- **STATED EXERCISE**:
Please repeat all of the listing exactly.

- **DATA EXCERPTS**:
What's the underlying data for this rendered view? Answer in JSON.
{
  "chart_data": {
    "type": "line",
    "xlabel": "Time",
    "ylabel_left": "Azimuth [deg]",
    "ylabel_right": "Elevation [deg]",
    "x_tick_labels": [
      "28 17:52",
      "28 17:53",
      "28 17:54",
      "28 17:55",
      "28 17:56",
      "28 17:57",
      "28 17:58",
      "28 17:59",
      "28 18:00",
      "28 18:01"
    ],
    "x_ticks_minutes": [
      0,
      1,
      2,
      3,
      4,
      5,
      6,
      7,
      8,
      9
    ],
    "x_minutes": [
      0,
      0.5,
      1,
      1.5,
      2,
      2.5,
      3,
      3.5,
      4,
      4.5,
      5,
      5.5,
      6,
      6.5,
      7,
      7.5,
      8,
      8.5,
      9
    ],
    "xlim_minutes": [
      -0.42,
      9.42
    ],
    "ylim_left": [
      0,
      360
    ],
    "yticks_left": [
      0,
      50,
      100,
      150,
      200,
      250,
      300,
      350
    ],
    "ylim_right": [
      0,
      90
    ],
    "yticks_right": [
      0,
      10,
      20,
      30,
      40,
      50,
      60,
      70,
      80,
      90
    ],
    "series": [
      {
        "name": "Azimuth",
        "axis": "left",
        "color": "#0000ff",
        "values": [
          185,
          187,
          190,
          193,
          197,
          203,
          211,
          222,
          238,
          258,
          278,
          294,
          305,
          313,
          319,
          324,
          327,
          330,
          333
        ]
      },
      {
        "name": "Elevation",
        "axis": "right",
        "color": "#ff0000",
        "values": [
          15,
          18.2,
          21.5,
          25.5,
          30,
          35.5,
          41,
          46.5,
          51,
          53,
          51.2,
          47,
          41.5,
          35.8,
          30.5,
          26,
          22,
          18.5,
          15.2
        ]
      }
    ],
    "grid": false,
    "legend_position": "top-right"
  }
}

- **ANSWER FOR THIS EXERCISE**:
What's the underlying data for this rendered view? Answer in JSON.
{
  "chart_data": {
    "type": "line",
    "xlabel": "Time",
    "ylabel_left": "Azimuth [deg]",
    "ylabel_right": "Elevation [deg]",
    "x_tick_labels": [
      "28 17:52",
      "28 17:53",
      "28 17:54",
      "28 17:55",
      "28 17:56",
      "28 17:57",
      "28 17:58",
      "28 17:59",
      "28 18:00",
      "28 18:01"
    ],
    "x_ticks_minutes": [
      0,
      1,
      2,
      3,
      4,
      5,
      6,
      7,
      8,
      9
    ],
    "x_minutes": [
      0,
      0.5,
      1,
      1.5,
      2,
      2.5,
      3,
      3.5,
      4,
      4.5,
      5,
      5.5,
      6,
      6.5,
      7,
      7.5,
      8,
      8.5,
      9
    ],
    "xlim_minutes": [
      -0.42,
      9.42
    ],
    "ylim_left": [
      0,
      360
    ],
    "yticks_left": [
      0,
      50,
      100,
      150,
      200,
      250,
      300,
      350
    ],
    "ylim_right": [
      0,
      90
    ],
    "yticks_right": [
      0,
      10,
      20,
      30,
      40,
      50,
      60,
      70,
      80,
      90
    ],
    "series": [
      {
        "name": "Azimuth",
        "axis": "left",
        "color": "#0000ff",
        "values": [
          185,
          187,
          190,
          193,
          197,
          203,
          211,
          222,
          238,
          258,
          278,
          294,
          305,
          313,
          319,
          324,
          327,
          330,
          333
        ]
      },
      {
        "name": "Elevation",
        "axis": "right",
        "color": "#ff0000",
        "values": [
          15,
          18.2,
          21.5,
          25.5,
          30,
          35.5,
          41,
          46.5,
          51,
          53,
          51.2,
          47,
          41.5,
          35.8,
          30.5,
          26,
          22,
          18.5,
          15.2
        ]
      }
    ],
    "grid": false,
    "legend_position": "top-right"
  }
}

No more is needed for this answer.